▶ [演習の目標] 液晶表示装置についての提示文にある「以下の実施の形態では、液晶層を備えた表示装置の例として、表示領域に種々の画像を表示させる液晶表示装置を取り上げて説明する。」という一文を英語に訳してください。

▶ [提示文]

---------------

図2図1のA-A線に沿った断面図である。
図3図1の表示装置が備える回路の一例を示す回路ブロック図である。
図4図2に示すシール部と、図1に示す表示領域との平面的な位置関係を示す平面図である。
図5図4のB部の拡大平面図である。
図6図5のC-C線に沿った拡大断面図である。
図7図5のD-D線に沿った拡大断面図である。
【発明を実施するための形態】
【0009】
以下に、本発明の各実施の形態について、図面を参照しつつ説明する。なお、開示はあくまで一例にすぎず、当業者において、発明の主旨を保っての適宜変更について容易に想到し得るものについては、当然に本発明の範囲に含有されるものである。また、図面は説明をより明確にするため、実際の態様に比べ、各部の幅、厚さ、形状等について模式的に表される場合があるが、あくまで一例であって、本発明の解釈を限定するものではない。また、本明細書と各図において、既出の図に関して前述したものと同様の要素には、同一または関連する符号を付して、詳細な説明を適宜省略することがある。
【0010】
以下の実施の形態では、液晶層を備えた表示装置の例として、表示領域に種々の画像を表示させる液晶表示装置を取り上げて説明する。
【0011】
また、液晶表示装置は、液晶層に含まれる分子の配向を変化させることにより、表示画像を形成する装置であるが、光源を必要とする。本実施の形態では、液晶層を含む表示パネルのサイドに光源を備えた表示装置を取り上げて説明する。ただし、以下で説明する実施形態には種々の変形例があり、例えば、以下で説明する技術を、表示パネルの背面側に光源が配置された液晶表示装置に適用することができる。
【0012】
<表示装置の構成>
まず、表示装置の構成について説明する。図1は、本実施の形態の表示装置の一例を示す斜視図である。図1では、表示領域DAと周辺領域PFAの境界を二点鎖線で示している。また、図1では、表示装置DSP1が備える回路のうち、液晶を駆動するための信号を伝送する信号配線の一部(詳しくは、ゲート線GLおよびソース線SL)を一点鎖線で模式的に示している。図1を含む以下の図面において、表示装置DSP1の厚さ方向に沿った方向をZ方向、Z方向に直交するX-Y平面において、表示パネルP1の一辺の延在方向をX方向、X方向に交差する方向をY方向として説明する。図2は、図1のA-A線に沿った断面図である。

---------------

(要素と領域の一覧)
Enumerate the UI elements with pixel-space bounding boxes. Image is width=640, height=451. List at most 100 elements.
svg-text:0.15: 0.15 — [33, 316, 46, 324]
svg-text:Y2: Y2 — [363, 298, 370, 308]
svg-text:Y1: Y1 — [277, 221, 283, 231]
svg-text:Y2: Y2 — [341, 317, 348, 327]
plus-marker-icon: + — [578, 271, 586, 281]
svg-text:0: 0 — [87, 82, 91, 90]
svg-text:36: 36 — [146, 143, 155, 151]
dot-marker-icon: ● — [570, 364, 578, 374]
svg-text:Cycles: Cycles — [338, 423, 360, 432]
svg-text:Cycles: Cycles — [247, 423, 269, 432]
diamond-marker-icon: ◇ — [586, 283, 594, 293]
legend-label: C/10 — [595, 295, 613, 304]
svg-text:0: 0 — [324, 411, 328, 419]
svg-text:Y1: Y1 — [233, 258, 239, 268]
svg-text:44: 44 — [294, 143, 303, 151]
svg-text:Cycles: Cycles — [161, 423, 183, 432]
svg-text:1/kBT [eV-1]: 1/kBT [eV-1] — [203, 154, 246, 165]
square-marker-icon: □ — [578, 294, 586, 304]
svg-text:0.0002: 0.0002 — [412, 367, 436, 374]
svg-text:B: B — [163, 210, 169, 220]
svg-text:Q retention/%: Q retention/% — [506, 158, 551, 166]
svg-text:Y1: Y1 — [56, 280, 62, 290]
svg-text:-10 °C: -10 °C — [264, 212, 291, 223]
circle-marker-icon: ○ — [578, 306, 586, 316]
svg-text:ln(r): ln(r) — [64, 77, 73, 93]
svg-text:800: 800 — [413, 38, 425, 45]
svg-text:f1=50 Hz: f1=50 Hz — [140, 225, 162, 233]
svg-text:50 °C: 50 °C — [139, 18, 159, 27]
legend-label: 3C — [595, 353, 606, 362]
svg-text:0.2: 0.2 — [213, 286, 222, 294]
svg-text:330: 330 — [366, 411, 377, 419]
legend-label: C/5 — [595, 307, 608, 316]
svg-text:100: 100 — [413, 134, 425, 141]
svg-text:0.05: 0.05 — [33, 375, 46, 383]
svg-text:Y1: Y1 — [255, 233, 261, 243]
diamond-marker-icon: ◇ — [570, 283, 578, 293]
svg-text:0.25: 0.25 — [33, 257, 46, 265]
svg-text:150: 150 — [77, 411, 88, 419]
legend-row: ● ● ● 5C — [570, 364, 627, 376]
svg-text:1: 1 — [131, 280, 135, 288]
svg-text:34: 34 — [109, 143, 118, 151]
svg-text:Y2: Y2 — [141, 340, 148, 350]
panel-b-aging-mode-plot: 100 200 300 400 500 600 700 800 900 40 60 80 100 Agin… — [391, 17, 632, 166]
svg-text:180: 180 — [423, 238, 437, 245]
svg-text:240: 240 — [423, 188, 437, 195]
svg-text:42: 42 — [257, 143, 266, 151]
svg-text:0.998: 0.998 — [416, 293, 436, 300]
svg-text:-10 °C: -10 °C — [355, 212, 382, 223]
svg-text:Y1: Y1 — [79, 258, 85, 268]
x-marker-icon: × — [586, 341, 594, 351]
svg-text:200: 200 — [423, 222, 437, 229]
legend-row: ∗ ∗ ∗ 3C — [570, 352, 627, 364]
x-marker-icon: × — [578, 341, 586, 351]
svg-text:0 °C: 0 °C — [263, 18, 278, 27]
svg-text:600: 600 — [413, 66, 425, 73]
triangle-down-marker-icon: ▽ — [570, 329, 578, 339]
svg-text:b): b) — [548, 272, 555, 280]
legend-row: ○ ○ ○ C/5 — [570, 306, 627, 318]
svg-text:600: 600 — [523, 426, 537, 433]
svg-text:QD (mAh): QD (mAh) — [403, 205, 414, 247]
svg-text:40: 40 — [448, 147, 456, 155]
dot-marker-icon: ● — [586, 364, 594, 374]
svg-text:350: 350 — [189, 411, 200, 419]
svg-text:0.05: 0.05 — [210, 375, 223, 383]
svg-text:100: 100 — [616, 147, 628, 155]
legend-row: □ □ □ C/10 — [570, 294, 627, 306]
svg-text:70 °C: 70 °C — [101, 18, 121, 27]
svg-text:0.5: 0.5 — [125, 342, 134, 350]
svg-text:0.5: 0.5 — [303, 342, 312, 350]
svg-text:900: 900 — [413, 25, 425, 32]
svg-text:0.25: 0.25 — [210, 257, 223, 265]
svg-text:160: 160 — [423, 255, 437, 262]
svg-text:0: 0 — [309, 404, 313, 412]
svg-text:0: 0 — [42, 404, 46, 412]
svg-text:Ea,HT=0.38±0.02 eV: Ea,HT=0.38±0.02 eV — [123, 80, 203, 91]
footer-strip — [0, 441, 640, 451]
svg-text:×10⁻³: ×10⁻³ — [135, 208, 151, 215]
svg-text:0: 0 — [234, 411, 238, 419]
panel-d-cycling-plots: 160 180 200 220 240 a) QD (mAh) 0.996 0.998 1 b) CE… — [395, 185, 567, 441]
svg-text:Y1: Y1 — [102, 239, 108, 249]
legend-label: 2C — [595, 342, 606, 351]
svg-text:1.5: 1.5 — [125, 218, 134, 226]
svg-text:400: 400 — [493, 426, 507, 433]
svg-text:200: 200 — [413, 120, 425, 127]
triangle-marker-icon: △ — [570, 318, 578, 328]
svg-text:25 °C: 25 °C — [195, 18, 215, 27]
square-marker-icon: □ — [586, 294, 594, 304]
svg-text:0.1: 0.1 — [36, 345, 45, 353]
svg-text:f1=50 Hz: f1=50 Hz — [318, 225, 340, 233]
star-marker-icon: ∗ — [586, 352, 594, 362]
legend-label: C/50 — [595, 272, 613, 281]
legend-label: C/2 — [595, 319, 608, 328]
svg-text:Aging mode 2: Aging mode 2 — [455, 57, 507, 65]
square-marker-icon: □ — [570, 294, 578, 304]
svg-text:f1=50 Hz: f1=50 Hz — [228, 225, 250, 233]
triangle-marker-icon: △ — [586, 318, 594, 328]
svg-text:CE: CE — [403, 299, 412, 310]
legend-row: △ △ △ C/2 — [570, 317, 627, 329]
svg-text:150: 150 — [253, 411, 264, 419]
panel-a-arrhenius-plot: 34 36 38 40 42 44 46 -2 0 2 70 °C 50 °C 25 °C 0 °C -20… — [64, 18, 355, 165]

---------------

▶ [結果] In the following embodiments, a liquid crystal display device that displays various images in a display region is described as an example of a display device including a liquid crystal layer.